WRITTEN PROBLEM: Would you write out the listing verbatim and skip every picture in it?

EXCERPTED RECORDS:
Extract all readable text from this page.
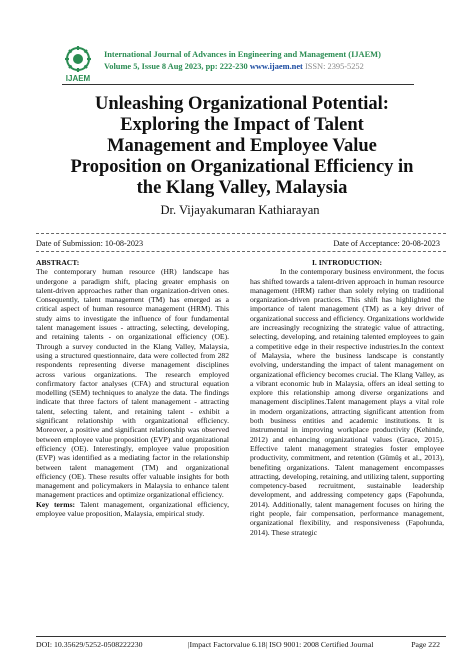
IJAEM
International Journal of Advances in Engineering and Management (IJAEM)
Volume 5, Issue 8 Aug 2023, pp: 222-230 www.ijaem.net ISSN: 2395-5252
Unleashing Organizational Potential: Exploring the Impact of Talent Management and Employee Value Proposition on Organizational Efficiency in the Klang Valley, Malaysia
Dr. Vijayakumaran Kathiarayan
Date of Submission: 10-08-2023	Date of Acceptance: 20-08-2023
ABSTRACT:
The contemporary human resource (HR) landscape has undergone a paradigm shift, placing greater emphasis on talent-driven approaches rather than organization-driven ones. Consequently, talent management (TM) has emerged as a critical aspect of human resource management (HRM). This study aims to investigate the influence of four fundamental talent management issues - attracting, selecting, developing, and retaining talents - on organizational efficiency (OE). Through a survey conducted in the Klang Valley, Malaysia, using a structured questionnaire, data were collected from 282 respondents representing diverse management disciplines across various organizations. The research employed confirmatory factor analyses (CFA) and structural equation modelling (SEM) techniques to analyze the data. The findings indicate that three factors of talent management - attracting talent, selecting talent, and retaining talent - exhibit a significant relationship with organizational efficiency. Moreover, a positive and significant relationship was observed between employee value proposition (EVP) and organizational efficiency (OE). Interestingly, employee value proposition (EVP) was identified as a mediating factor in the relationship between talent management (TM) and organizational efficiency (OE). These results offer valuable insights for both management and policymakers in Malaysia to enhance talent management practices and optimize organizational efficiency.
Key terms: Talent management, organizational efficiency, employee value proposition, Malaysia, empirical study.
I. INTRODUCTION:
In the contemporary business environment, the focus has shifted towards a talent-driven approach in human resource management (HRM) rather than solely relying on traditional organization-driven practices. This shift has highlighted the importance of talent management (TM) as a key driver of organizational success and efficiency. Organizations worldwide are increasingly recognizing the strategic value of attracting, selecting, developing, and retaining talented employees to gain a competitive edge in their respective industries.In the context of Malaysia, where the business landscape is constantly evolving, understanding the impact of talent management on organizational efficiency becomes crucial. The Klang Valley, as a vibrant economic hub in Malaysia, offers an ideal setting to explore this relationship among diverse organizations and management disciplines.Talent management plays a vital role in modern organizations, attracting significant attention from both business entities and academic institutions. It is instrumental in improving workplace productivity (Kehinde, 2012) and enhancing organizational values (Grace, 2015). Effective talent management strategies foster employee productivity, commitment, and retention (Gümüş et al., 2013), benefiting organizations. Talent management encompasses attracting, developing, retaining, and utilizing talent, supporting competency-based recruitment, sustainable leadership development, and addressing competency gaps (Fapohunda, 2014). Additionally, talent management focuses on hiring the right people, fair compensation, performance management, organizational flexibility, and responsiveness (Fapohunda, 2014). These strategic
DOI: 10.35629/5252-0508222230	|Impact Factorvalue 6.18| ISO 9001: 2008 Certified Journal	Page 222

CORRECT RESPONSE:
Extract all readable text from this page.
IJAEM
International Journal of Advances in Engineering and Management (IJAEM)
Volume 5, Issue 8 Aug 2023, pp: 222-230 www.ijaem.net ISSN: 2395-5252
Unleashing Organizational Potential: Exploring the Impact of Talent Management and Employee Value Proposition on Organizational Efficiency in the Klang Valley, Malaysia
Dr. Vijayakumaran Kathiarayan
Date of Submission: 10-08-2023	Date of Acceptance: 20-08-2023
ABSTRACT:
The contemporary human resource (HR) landscape has undergone a paradigm shift, placing greater emphasis on talent-driven approaches rather than organization-driven ones. Consequently, talent management (TM) has emerged as a critical aspect of human resource management (HRM). This study aims to investigate the influence of four fundamental talent management issues - attracting, selecting, developing, and retaining talents - on organizational efficiency (OE). Through a survey conducted in the Klang Valley, Malaysia, using a structured questionnaire, data were collected from 282 respondents representing diverse management disciplines across various organizations. The research employed confirmatory factor analyses (CFA) and structural equation modelling (SEM) techniques to analyze the data. The findings indicate that three factors of talent management - attracting talent, selecting talent, and retaining talent - exhibit a significant relationship with organizational efficiency. Moreover, a positive and significant relationship was observed between employee value proposition (EVP) and organizational efficiency (OE). Interestingly, employee value proposition (EVP) was identified as a mediating factor in the relationship between talent management (TM) and organizational efficiency (OE). These results offer valuable insights for both management and policymakers in Malaysia to enhance talent management practices and optimize organizational efficiency.
Key terms: Talent management, organizational efficiency, employee value proposition, Malaysia, empirical study.
I. INTRODUCTION:
In the contemporary business environment, the focus has shifted towards a talent-driven approach in human resource management (HRM) rather than solely relying on traditional organization-driven practices. This shift has highlighted the importance of talent management (TM) as a key driver of organizational success and efficiency. Organizations worldwide are increasingly recognizing the strategic value of attracting, selecting, developing, and retaining talented employees to gain a competitive edge in their respective industries.In the context of Malaysia, where the business landscape is constantly evolving, understanding the impact of talent management on organizational efficiency becomes crucial. The Klang Valley, as a vibrant economic hub in Malaysia, offers an ideal setting to explore this relationship among diverse organizations and management disciplines.Talent management plays a vital role in modern organizations, attracting significant attention from both business entities and academic institutions. It is instrumental in improving workplace productivity (Kehinde, 2012) and enhancing organizational values (Grace, 2015). Effective talent management strategies foster employee productivity, commitment, and retention (Gümüş et al., 2013), benefiting organizations. Talent management encompasses attracting, developing, retaining, and utilizing talent, supporting competency-based recruitment, sustainable leadership development, and addressing competency gaps (Fapohunda, 2014). Additionally, talent management focuses on hiring the right people, fair compensation, performance management, organizational flexibility, and responsiveness (Fapohunda, 2014). These strategic
DOI: 10.35629/5252-0508222230	|Impact Factorvalue 6.18| ISO 9001: 2008 Certified Journal	Page 222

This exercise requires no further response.